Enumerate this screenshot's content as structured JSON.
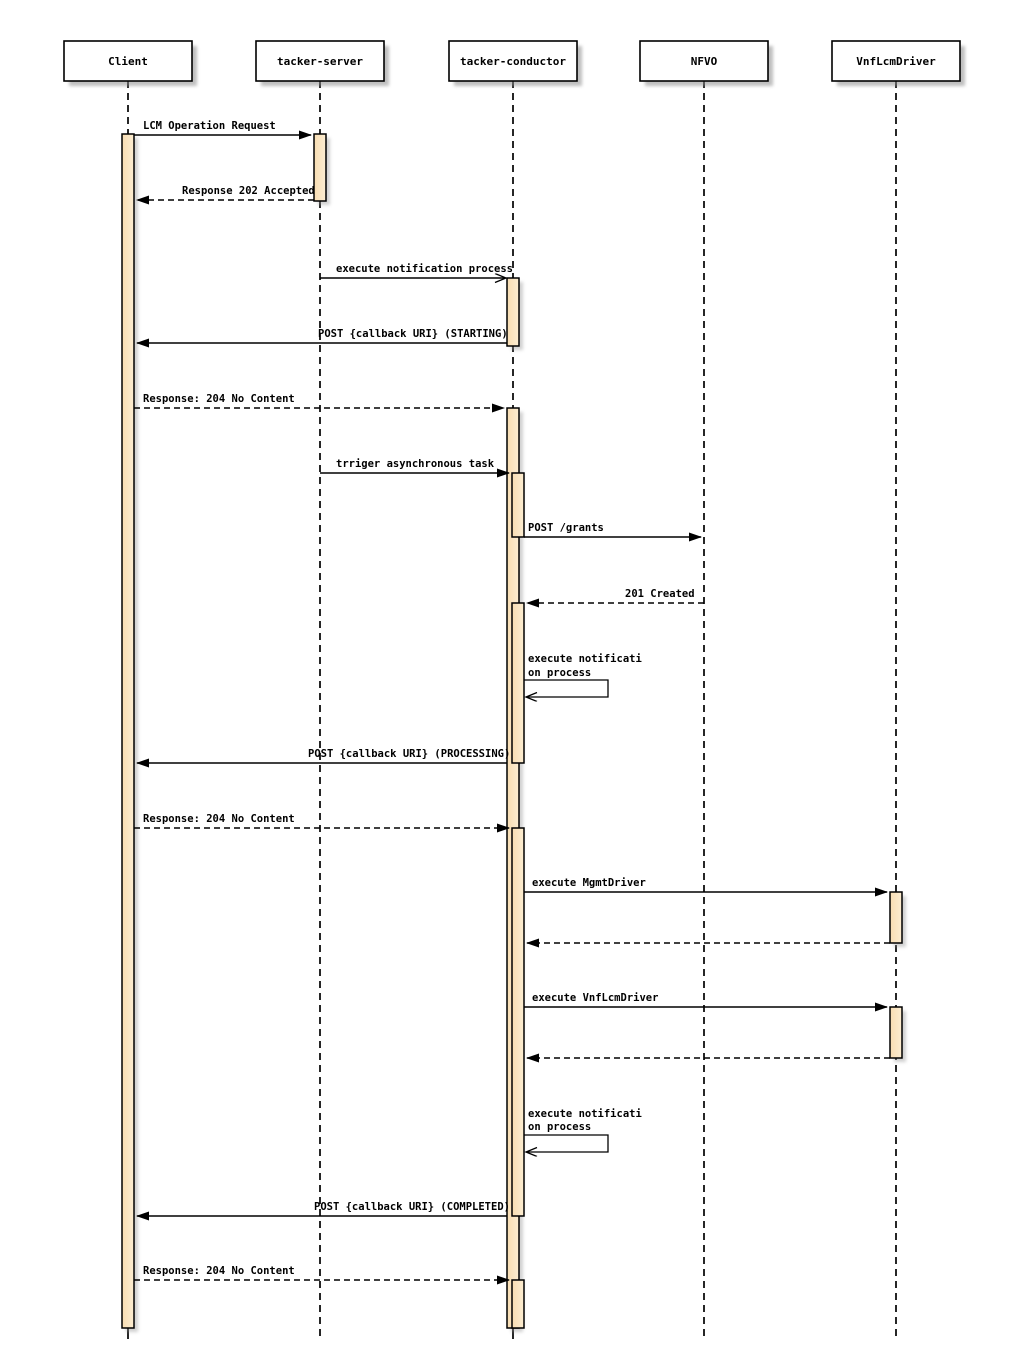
{
  "diagram": {
    "type": "sequence",
    "participants": [
      {
        "name": "Client"
      },
      {
        "name": "tacker-server"
      },
      {
        "name": "tacker-conductor"
      },
      {
        "name": "NFVO"
      },
      {
        "name": "VnfLcmDriver"
      }
    ],
    "messages": [
      {
        "from": "Client",
        "to": "tacker-server",
        "label": "LCM Operation Request",
        "style": "solid"
      },
      {
        "from": "tacker-server",
        "to": "Client",
        "label": "Response 202 Accepted",
        "style": "dashed"
      },
      {
        "from": "tacker-server",
        "to": "tacker-conductor",
        "label": "execute notification process",
        "style": "solid-open"
      },
      {
        "from": "tacker-conductor",
        "to": "Client",
        "label": "POST {callback URI} (STARTING)",
        "style": "solid"
      },
      {
        "from": "Client",
        "to": "tacker-conductor",
        "label": "Response: 204 No Content",
        "style": "dashed"
      },
      {
        "from": "tacker-server",
        "to": "tacker-conductor",
        "label": "trriger asynchronous task",
        "style": "solid"
      },
      {
        "from": "tacker-conductor",
        "to": "NFVO",
        "label": "POST /grants",
        "style": "solid"
      },
      {
        "from": "NFVO",
        "to": "tacker-conductor",
        "label": "201 Created",
        "style": "dashed"
      },
      {
        "from": "tacker-conductor",
        "to": "tacker-conductor",
        "label_lines": [
          "execute notificati",
          "on process"
        ],
        "style": "self"
      },
      {
        "from": "tacker-conductor",
        "to": "Client",
        "label": "POST {callback URI} (PROCESSING)",
        "style": "solid"
      },
      {
        "from": "Client",
        "to": "tacker-conductor",
        "label": "Response: 204 No Content",
        "style": "dashed"
      },
      {
        "from": "tacker-conductor",
        "to": "VnfLcmDriver",
        "label": "execute MgmtDriver",
        "style": "solid"
      },
      {
        "from": "VnfLcmDriver",
        "to": "tacker-conductor",
        "label": "",
        "style": "dashed"
      },
      {
        "from": "tacker-conductor",
        "to": "VnfLcmDriver",
        "label": "execute VnfLcmDriver",
        "style": "solid"
      },
      {
        "from": "VnfLcmDriver",
        "to": "tacker-conductor",
        "label": "",
        "style": "dashed"
      },
      {
        "from": "tacker-conductor",
        "to": "tacker-conductor",
        "label_lines": [
          "execute notificati",
          "on process"
        ],
        "style": "self"
      },
      {
        "from": "tacker-conductor",
        "to": "Client",
        "label": "POST {callback URI} (COMPLETED)",
        "style": "solid"
      },
      {
        "from": "Client",
        "to": "tacker-conductor",
        "label": "Response: 204 No Content",
        "style": "dashed"
      }
    ],
    "colors": {
      "background": "#ffffff",
      "line": "#000000",
      "activation_fill_left": "#F8DDB2",
      "activation_fill_right": "#FCEDD2",
      "shadow": "#8a8a8a"
    }
  }
}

▸ To be done
Omit every picture, and otherwise quote the entries exactly.

▸ Solution
Enumerate this screenshot's content as structured JSON.
{
  "diagram": {
    "type": "sequence",
    "participants": [
      {
        "name": "Client"
      },
      {
        "name": "tacker-server"
      },
      {
        "name": "tacker-conductor"
      },
      {
        "name": "NFVO"
      },
      {
        "name": "VnfLcmDriver"
      }
    ],
    "messages": [
      {
        "from": "Client",
        "to": "tacker-server",
        "label": "LCM Operation Request",
        "style": "solid"
      },
      {
        "from": "tacker-server",
        "to": "Client",
        "label": "Response 202 Accepted",
        "style": "dashed"
      },
      {
        "from": "tacker-server",
        "to": "tacker-conductor",
        "label": "execute notification process",
        "style": "solid-open"
      },
      {
        "from": "tacker-conductor",
        "to": "Client",
        "label": "POST {callback URI} (STARTING)",
        "style": "solid"
      },
      {
        "from": "Client",
        "to": "tacker-conductor",
        "label": "Response: 204 No Content",
        "style": "dashed"
      },
      {
        "from": "tacker-server",
        "to": "tacker-conductor",
        "label": "trriger asynchronous task",
        "style": "solid"
      },
      {
        "from": "tacker-conductor",
        "to": "NFVO",
        "label": "POST /grants",
        "style": "solid"
      },
      {
        "from": "NFVO",
        "to": "tacker-conductor",
        "label": "201 Created",
        "style": "dashed"
      },
      {
        "from": "tacker-conductor",
        "to": "tacker-conductor",
        "label_lines": [
          "execute notificati",
          "on process"
        ],
        "style": "self"
      },
      {
        "from": "tacker-conductor",
        "to": "Client",
        "label": "POST {callback URI} (PROCESSING)",
        "style": "solid"
      },
      {
        "from": "Client",
        "to": "tacker-conductor",
        "label": "Response: 204 No Content",
        "style": "dashed"
      },
      {
        "from": "tacker-conductor",
        "to": "VnfLcmDriver",
        "label": "execute MgmtDriver",
        "style": "solid"
      },
      {
        "from": "VnfLcmDriver",
        "to": "tacker-conductor",
        "label": "",
        "style": "dashed"
      },
      {
        "from": "tacker-conductor",
        "to": "VnfLcmDriver",
        "label": "execute VnfLcmDriver",
        "style": "solid"
      },
      {
        "from": "VnfLcmDriver",
        "to": "tacker-conductor",
        "label": "",
        "style": "dashed"
      },
      {
        "from": "tacker-conductor",
        "to": "tacker-conductor",
        "label_lines": [
          "execute notificati",
          "on process"
        ],
        "style": "self"
      },
      {
        "from": "tacker-conductor",
        "to": "Client",
        "label": "POST {callback URI} (COMPLETED)",
        "style": "solid"
      },
      {
        "from": "Client",
        "to": "tacker-conductor",
        "label": "Response: 204 No Content",
        "style": "dashed"
      }
    ],
    "colors": {
      "background": "#ffffff",
      "line": "#000000",
      "activation_fill_left": "#F8DDB2",
      "activation_fill_right": "#FCEDD2",
      "shadow": "#8a8a8a"
    }
  }
}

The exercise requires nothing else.